:: SOURCE MATERIAL ::
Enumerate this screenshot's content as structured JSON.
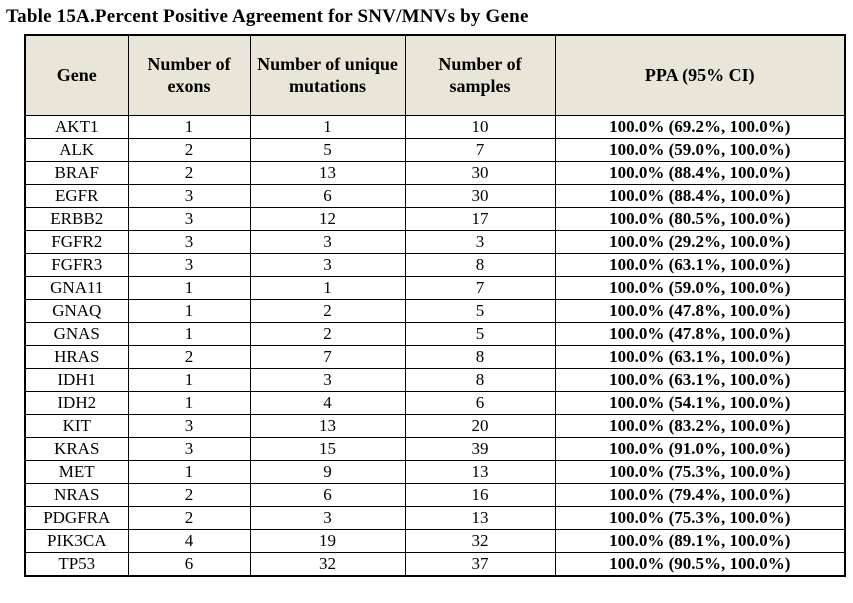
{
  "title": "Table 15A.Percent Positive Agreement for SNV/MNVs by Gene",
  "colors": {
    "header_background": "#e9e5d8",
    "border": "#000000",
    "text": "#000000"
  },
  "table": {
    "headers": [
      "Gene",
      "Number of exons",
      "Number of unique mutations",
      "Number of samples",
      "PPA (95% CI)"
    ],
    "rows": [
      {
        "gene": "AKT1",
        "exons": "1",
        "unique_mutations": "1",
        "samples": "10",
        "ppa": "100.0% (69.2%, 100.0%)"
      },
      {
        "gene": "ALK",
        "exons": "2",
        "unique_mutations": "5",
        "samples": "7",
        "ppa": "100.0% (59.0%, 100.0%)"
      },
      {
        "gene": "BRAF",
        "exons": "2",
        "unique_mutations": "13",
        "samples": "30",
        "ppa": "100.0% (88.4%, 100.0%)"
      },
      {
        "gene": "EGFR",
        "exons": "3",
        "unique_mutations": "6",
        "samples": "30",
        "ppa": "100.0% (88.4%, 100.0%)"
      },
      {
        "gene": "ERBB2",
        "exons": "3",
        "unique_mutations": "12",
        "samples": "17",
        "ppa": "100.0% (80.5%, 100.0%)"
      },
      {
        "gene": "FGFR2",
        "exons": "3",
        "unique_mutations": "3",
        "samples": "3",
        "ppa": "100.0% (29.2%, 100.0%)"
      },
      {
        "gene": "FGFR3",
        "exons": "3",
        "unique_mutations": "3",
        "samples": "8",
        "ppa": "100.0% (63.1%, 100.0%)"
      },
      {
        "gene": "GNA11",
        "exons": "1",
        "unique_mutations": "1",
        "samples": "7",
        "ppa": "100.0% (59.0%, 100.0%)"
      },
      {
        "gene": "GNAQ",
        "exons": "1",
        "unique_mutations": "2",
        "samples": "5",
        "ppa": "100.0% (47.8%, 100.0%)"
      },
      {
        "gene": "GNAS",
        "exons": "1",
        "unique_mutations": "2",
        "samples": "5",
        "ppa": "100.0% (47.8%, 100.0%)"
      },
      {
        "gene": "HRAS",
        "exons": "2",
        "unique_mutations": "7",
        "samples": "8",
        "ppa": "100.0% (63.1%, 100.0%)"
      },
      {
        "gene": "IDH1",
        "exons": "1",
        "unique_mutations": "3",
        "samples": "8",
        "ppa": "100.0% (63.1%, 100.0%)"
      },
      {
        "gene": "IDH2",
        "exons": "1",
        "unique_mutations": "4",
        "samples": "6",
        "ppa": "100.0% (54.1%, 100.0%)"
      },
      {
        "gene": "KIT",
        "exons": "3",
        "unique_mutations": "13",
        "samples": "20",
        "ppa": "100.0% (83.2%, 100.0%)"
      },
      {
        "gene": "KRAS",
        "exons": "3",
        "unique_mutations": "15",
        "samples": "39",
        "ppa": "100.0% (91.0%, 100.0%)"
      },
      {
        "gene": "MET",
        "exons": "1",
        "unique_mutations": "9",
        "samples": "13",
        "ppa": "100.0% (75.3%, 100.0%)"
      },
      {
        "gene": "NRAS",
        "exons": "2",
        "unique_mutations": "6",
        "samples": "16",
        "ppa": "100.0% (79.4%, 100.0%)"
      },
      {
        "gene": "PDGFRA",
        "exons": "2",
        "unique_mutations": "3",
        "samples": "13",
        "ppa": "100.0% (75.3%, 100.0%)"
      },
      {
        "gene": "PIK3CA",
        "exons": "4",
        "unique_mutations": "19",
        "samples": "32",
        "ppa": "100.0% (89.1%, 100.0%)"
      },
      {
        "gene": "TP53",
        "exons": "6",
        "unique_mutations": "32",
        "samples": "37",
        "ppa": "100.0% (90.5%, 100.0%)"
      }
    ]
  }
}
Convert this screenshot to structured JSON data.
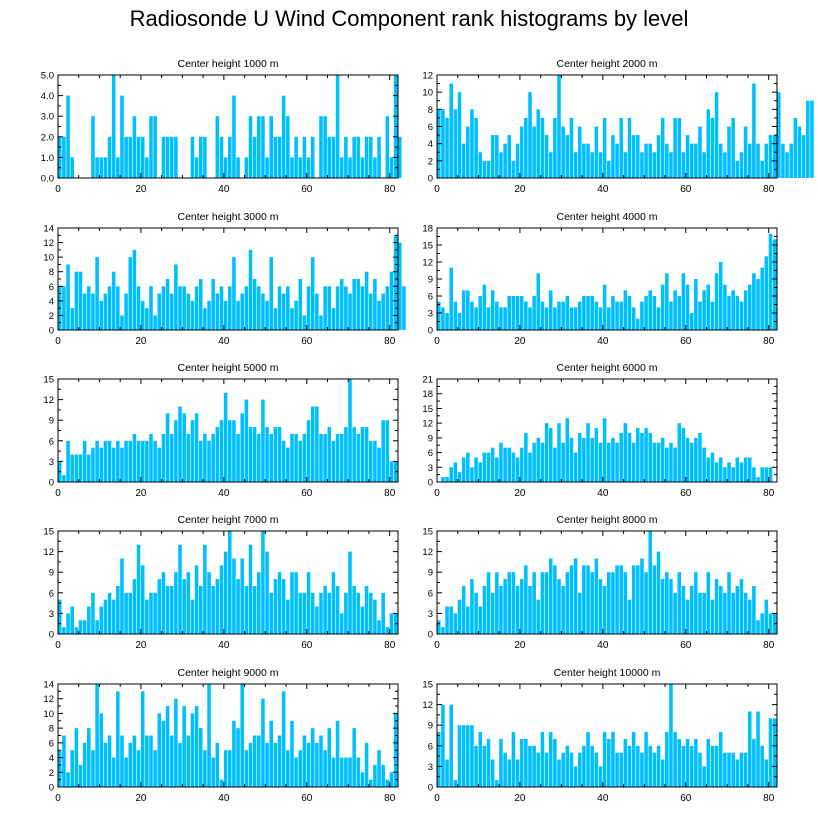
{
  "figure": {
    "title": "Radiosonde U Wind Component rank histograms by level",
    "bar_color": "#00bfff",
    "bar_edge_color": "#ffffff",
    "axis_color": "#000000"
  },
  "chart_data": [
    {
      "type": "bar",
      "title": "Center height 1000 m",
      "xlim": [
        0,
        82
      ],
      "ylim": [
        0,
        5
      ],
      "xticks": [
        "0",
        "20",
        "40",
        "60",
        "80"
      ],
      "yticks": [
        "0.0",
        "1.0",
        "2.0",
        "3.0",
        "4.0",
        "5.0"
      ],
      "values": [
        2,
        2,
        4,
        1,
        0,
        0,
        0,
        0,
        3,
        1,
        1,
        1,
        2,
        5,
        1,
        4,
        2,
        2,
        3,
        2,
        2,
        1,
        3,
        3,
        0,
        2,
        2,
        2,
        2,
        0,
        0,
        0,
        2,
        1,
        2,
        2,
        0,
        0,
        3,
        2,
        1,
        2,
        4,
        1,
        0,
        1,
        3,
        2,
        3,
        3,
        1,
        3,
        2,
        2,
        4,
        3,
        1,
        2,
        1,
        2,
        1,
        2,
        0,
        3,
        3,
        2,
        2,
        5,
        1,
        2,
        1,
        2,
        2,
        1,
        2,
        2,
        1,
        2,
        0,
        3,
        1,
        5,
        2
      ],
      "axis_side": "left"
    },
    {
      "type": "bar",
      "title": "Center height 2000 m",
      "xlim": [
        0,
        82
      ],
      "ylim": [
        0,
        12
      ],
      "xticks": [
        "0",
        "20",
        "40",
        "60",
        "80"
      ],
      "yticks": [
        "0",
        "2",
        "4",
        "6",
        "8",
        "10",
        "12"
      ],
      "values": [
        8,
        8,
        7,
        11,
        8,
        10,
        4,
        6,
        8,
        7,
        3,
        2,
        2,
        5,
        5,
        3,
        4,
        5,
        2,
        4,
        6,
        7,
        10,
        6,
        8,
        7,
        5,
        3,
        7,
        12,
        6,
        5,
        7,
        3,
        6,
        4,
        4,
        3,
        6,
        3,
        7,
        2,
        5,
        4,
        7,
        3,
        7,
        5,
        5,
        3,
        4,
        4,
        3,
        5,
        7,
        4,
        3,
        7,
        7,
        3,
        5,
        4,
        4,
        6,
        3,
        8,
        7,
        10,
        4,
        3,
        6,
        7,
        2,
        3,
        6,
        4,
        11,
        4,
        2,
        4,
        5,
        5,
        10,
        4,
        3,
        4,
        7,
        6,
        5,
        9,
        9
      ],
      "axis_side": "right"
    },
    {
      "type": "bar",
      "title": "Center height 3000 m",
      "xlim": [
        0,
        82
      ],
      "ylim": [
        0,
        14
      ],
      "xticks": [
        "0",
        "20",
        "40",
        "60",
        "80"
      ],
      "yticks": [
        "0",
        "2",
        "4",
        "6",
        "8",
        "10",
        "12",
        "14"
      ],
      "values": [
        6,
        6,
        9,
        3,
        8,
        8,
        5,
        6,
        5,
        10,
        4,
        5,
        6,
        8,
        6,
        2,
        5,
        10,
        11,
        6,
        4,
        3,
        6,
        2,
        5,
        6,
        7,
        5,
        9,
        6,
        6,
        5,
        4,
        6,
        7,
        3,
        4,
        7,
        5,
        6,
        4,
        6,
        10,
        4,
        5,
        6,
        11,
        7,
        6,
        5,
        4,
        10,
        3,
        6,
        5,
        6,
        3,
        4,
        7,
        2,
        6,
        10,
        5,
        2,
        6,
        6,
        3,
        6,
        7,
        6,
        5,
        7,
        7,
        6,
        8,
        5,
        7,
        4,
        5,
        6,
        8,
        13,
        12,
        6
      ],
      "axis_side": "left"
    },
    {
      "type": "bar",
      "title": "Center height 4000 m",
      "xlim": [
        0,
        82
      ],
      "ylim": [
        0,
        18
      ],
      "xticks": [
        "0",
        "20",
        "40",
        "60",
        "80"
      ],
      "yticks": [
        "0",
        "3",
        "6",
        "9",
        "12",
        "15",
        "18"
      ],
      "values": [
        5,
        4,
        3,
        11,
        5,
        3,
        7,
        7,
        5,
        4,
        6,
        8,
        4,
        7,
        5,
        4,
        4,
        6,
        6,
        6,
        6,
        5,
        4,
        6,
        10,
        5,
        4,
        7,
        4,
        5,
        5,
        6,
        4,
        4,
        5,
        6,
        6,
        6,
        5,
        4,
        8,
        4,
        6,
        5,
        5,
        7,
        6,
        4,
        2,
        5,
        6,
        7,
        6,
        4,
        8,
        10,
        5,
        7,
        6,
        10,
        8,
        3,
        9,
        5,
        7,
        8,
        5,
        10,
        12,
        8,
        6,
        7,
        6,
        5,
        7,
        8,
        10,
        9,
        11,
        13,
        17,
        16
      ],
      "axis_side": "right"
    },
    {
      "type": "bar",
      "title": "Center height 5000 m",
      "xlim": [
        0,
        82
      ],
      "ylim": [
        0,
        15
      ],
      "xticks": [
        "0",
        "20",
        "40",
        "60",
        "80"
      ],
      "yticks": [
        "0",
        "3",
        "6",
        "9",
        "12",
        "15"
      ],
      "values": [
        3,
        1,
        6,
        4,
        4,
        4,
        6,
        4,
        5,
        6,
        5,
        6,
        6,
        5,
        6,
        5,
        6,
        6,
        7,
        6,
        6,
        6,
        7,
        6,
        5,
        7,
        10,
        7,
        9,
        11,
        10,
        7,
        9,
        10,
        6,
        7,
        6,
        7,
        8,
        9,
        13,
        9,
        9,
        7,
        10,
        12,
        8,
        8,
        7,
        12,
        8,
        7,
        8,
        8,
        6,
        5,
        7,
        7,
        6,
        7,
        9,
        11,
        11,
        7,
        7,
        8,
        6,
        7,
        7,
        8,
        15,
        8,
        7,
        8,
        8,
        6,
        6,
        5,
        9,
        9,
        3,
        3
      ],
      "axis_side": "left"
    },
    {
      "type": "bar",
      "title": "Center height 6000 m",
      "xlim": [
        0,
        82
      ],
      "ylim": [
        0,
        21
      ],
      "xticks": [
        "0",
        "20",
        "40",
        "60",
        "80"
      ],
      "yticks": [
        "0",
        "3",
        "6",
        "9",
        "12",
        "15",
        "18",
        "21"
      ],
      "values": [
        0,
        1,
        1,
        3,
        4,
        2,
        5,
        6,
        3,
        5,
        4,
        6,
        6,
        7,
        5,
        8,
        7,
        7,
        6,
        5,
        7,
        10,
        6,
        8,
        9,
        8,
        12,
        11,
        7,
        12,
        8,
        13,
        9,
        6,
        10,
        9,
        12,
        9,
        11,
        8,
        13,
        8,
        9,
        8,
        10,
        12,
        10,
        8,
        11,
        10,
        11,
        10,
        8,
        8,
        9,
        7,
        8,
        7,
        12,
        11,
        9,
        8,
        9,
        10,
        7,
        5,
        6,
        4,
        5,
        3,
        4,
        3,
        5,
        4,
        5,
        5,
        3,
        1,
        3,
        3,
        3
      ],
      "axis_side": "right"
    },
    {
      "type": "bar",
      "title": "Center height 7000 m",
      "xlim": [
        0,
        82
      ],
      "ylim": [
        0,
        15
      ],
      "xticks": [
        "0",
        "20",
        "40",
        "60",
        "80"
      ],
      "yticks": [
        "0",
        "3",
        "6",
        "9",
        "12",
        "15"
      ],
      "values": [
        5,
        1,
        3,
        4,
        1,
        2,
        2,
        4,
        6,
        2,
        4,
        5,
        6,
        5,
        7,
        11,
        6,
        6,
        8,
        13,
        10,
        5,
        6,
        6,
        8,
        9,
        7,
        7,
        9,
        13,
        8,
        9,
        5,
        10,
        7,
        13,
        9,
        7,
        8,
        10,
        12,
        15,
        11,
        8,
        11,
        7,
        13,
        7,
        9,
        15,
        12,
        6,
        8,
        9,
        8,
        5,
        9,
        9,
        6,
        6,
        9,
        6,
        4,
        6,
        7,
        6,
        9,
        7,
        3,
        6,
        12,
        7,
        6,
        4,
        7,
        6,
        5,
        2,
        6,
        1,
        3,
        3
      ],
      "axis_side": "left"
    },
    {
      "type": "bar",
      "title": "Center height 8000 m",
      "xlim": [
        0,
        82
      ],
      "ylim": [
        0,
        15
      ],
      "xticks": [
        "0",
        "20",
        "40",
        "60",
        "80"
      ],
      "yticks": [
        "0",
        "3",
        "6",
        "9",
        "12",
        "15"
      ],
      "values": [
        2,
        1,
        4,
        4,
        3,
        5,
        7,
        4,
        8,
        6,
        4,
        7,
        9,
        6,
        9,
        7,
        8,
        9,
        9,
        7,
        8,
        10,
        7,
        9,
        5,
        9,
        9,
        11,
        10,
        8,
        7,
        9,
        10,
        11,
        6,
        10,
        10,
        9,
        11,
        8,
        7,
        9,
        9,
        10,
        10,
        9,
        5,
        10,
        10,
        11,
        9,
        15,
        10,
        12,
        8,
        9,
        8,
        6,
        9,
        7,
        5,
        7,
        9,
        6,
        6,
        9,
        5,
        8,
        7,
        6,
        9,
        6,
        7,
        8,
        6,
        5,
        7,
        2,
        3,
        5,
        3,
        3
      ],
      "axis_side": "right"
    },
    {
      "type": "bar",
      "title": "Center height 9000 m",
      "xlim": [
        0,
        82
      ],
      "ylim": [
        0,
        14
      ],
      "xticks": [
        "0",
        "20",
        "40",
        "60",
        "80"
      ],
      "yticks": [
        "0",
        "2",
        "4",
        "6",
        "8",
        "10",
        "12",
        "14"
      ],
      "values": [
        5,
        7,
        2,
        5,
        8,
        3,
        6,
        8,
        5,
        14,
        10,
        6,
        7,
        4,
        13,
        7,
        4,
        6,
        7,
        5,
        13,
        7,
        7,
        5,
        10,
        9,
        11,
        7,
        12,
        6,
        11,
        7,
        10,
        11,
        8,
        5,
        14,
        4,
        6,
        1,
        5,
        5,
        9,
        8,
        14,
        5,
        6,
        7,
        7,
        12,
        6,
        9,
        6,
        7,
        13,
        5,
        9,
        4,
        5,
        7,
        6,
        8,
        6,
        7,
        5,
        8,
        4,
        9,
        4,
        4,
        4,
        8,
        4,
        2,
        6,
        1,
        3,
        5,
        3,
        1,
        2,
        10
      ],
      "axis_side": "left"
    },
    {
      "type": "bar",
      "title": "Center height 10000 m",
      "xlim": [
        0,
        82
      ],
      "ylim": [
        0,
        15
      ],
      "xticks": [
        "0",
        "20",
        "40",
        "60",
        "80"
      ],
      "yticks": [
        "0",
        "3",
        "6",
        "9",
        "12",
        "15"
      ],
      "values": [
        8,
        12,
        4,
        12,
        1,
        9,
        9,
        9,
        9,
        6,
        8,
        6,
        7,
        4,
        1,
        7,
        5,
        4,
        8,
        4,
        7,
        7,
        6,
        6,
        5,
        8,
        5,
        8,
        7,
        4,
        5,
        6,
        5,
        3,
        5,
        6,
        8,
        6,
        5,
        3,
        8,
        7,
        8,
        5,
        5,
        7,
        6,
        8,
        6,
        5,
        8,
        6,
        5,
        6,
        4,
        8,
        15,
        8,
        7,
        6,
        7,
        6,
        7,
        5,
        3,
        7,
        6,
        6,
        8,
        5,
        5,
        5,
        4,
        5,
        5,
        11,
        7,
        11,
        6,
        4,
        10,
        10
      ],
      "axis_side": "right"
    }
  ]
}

:: EXERCISE ::
Gather all lines from the listing above in which "structured" occurs.

:: THE ANSWER ::
Enumerate this screenshot's content as structured JSON.
Convert this screenshot to structured JSON data.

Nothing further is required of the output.